EXCERPTED DATA >>
· · · ·

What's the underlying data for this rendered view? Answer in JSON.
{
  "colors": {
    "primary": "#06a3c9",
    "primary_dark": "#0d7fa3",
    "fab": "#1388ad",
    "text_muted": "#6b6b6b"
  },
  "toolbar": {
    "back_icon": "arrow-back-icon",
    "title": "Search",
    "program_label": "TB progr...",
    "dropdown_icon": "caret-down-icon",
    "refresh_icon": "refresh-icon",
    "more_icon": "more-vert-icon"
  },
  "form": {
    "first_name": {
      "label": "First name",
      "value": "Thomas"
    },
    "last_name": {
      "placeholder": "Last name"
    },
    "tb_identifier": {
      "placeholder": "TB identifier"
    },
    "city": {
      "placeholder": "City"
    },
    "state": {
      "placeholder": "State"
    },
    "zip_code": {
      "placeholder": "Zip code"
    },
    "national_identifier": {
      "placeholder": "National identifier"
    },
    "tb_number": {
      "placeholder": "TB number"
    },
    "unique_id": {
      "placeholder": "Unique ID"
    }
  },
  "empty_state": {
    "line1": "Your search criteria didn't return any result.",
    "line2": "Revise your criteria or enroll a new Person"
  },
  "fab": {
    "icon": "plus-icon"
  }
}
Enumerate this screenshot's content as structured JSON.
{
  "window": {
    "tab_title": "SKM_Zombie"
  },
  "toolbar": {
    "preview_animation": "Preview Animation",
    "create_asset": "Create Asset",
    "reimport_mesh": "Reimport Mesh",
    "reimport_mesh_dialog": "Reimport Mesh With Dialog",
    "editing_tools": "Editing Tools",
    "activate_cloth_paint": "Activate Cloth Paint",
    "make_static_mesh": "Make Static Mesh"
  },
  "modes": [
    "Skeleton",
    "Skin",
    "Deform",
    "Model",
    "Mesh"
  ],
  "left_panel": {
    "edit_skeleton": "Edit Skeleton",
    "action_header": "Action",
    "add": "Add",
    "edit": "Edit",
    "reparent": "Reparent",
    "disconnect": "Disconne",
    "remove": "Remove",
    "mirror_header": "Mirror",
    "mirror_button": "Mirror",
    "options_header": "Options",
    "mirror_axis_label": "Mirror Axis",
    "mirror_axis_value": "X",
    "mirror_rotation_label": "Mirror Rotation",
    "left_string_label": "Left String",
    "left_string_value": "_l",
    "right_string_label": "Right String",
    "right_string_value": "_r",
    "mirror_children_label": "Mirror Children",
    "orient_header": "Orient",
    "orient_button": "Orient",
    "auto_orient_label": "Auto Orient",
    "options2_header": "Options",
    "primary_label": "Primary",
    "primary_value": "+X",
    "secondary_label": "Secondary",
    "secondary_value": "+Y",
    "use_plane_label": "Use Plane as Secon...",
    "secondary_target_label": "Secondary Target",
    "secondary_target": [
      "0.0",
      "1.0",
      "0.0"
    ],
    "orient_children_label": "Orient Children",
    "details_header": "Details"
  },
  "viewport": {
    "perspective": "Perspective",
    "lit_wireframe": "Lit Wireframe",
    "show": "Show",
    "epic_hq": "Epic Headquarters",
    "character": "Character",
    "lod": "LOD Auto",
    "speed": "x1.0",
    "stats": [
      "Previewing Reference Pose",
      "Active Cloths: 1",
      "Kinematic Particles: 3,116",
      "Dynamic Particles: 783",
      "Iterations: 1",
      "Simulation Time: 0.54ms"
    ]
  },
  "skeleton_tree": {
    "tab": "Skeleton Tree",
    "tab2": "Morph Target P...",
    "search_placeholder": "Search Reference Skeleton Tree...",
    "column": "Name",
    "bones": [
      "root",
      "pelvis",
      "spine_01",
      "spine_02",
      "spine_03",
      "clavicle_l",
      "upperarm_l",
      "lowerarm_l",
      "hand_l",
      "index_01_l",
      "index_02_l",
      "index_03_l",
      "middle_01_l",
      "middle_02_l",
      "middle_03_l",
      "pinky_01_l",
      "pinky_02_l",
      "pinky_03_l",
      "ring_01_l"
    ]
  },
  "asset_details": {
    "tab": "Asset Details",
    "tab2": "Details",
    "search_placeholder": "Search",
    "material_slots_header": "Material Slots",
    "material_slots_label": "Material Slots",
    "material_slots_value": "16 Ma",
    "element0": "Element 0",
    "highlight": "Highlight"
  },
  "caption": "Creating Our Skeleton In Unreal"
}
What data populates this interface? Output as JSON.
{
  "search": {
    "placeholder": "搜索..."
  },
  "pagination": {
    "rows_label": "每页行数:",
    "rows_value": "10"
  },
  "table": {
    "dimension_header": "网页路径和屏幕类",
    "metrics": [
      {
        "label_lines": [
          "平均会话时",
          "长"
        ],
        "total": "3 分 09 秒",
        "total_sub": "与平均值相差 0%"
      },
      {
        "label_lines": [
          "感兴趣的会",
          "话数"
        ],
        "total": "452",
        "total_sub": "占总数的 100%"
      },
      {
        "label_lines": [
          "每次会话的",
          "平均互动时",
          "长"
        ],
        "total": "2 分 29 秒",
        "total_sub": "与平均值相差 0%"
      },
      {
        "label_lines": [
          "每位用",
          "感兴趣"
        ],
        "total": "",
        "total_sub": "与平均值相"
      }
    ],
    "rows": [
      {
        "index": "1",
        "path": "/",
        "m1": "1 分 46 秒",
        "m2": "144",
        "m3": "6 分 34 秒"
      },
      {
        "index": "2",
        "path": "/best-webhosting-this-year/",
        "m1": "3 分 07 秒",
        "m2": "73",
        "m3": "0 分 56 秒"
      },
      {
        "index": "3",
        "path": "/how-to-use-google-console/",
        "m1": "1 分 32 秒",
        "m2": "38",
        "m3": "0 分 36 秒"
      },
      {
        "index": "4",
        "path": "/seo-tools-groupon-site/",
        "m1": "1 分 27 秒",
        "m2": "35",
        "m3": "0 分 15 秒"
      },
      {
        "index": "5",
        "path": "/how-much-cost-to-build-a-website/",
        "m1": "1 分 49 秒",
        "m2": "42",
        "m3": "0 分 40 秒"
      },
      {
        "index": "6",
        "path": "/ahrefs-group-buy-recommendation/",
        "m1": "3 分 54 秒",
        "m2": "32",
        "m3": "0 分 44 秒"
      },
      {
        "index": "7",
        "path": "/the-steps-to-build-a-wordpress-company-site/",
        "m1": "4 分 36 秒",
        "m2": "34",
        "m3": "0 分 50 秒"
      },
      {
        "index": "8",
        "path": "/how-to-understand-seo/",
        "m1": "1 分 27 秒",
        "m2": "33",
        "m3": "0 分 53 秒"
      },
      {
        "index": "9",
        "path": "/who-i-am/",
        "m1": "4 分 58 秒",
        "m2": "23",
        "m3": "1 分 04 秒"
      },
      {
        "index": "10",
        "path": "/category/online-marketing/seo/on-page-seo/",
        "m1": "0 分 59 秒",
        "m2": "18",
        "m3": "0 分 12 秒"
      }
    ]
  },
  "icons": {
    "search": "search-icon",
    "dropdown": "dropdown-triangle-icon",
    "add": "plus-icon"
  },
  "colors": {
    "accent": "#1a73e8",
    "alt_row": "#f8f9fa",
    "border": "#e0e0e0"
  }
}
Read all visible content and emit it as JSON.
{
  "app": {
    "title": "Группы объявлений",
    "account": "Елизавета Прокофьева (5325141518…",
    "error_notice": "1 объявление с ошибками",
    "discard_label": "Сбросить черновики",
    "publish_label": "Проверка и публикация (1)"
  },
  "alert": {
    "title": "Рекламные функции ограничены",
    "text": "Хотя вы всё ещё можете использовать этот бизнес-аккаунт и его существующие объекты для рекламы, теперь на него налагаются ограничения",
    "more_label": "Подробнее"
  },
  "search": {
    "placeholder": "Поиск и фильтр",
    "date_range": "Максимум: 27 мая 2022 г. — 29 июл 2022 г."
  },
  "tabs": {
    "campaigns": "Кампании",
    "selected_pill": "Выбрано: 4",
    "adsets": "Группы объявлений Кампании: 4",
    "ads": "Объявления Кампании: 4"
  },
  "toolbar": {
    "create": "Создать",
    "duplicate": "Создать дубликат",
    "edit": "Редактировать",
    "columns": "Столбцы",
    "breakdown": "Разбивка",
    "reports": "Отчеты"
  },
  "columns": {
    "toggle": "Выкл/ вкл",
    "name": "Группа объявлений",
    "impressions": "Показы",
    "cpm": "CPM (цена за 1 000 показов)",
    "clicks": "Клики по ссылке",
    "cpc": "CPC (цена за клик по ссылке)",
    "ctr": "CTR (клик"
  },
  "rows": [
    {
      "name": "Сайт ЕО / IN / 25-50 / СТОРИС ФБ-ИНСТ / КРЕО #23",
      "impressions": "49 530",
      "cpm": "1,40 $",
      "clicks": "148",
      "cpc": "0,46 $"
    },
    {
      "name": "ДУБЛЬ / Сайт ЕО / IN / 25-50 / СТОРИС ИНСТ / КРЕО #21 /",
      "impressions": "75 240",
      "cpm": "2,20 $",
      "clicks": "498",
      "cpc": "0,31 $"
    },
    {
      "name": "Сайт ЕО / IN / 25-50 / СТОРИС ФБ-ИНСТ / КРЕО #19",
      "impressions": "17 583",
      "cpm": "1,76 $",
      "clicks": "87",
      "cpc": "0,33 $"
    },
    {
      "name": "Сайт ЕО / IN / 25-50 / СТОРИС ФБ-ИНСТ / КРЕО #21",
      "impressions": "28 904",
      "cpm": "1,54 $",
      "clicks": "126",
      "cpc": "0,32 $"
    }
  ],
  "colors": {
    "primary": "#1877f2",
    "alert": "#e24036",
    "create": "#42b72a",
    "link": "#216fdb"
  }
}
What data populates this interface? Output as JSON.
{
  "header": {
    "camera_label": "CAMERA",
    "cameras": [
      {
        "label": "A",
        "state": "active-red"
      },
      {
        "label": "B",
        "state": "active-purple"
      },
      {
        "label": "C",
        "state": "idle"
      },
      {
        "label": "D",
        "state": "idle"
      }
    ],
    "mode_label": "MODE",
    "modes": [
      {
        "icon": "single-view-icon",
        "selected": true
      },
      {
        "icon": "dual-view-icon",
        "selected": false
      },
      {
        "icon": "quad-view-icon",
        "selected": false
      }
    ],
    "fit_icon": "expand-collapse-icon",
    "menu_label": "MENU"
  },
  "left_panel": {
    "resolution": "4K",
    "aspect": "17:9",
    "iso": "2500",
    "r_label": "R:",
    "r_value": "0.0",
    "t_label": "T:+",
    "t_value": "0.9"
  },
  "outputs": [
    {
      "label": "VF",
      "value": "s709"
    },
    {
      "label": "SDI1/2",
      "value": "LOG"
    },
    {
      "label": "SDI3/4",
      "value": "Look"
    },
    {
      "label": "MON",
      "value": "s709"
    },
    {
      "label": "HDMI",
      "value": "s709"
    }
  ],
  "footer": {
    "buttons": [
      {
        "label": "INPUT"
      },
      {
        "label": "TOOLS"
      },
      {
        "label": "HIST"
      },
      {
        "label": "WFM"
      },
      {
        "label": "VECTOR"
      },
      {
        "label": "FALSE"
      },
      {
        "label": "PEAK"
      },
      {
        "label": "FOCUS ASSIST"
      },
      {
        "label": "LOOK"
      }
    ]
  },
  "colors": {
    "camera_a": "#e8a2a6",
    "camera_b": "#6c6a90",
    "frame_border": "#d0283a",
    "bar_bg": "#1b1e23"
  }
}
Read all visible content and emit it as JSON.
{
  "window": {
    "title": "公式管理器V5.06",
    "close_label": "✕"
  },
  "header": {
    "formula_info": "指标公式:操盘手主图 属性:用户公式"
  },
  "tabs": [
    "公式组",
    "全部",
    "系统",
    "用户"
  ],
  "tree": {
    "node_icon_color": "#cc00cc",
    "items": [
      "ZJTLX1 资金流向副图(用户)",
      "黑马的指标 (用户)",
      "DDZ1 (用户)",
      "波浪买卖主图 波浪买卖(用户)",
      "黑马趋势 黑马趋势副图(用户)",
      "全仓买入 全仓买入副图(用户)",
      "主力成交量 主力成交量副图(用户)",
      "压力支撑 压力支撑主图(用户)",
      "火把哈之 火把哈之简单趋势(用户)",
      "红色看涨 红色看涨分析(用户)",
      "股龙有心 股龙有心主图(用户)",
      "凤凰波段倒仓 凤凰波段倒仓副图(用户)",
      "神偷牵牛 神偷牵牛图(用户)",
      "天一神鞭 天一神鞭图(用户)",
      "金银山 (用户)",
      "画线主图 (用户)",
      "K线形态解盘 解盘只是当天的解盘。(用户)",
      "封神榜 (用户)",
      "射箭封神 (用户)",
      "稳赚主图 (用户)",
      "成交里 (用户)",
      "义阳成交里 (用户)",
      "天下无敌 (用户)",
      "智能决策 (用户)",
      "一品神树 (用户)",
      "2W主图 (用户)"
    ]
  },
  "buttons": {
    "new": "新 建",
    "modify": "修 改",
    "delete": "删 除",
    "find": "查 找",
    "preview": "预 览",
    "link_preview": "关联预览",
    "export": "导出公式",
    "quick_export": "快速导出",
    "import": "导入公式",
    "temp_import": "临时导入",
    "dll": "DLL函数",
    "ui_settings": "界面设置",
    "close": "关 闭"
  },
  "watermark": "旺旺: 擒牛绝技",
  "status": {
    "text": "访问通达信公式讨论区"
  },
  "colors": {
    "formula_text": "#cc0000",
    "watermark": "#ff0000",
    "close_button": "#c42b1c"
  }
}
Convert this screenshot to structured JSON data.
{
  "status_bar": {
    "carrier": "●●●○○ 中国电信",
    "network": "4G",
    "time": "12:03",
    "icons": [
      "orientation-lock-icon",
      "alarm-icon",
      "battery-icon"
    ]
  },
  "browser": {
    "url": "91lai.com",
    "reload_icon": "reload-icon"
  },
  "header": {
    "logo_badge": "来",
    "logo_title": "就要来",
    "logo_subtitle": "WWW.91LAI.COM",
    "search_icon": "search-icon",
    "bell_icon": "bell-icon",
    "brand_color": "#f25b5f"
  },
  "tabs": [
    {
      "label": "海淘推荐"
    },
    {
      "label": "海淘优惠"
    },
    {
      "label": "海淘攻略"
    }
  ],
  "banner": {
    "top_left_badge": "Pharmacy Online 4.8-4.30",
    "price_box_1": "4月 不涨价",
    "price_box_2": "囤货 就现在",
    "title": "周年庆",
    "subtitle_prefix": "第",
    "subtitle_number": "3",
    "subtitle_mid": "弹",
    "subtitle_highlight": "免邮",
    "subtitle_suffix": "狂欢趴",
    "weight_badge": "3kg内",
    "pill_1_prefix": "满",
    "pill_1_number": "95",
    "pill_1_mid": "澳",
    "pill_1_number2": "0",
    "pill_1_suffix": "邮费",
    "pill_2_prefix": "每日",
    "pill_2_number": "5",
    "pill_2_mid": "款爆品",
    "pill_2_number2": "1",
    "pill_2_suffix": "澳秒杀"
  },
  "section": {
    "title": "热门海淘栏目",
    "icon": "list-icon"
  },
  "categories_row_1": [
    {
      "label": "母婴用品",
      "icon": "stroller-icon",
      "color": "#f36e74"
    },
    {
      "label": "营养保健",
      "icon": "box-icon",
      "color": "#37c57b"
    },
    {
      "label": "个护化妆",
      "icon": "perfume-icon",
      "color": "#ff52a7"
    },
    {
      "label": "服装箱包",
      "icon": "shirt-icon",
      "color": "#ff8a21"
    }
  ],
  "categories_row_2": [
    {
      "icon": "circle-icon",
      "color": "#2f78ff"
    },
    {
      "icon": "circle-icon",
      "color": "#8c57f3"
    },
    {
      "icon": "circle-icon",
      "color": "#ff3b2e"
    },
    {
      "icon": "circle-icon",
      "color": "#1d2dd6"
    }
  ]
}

· · · ·

THE REQUEST >> Look through the material above. Copy each line where the word "Сайт" appears.

THE COMPLETED TASK >>
      "name": "Сайт ЕО / IN / 25-50 / СТОРИС ФБ-ИНСТ / КРЕО #23",
      "name": "ДУБЛЬ / Сайт ЕО / IN / 25-50 / СТОРИС ИНСТ / КРЕО #21 /",
      "name": "Сайт ЕО / IN / 25-50 / СТОРИС ФБ-ИНСТ / КРЕО #19",
      "name": "Сайт ЕО / IN / 25-50 / СТОРИС ФБ-ИНСТ / КРЕО #21",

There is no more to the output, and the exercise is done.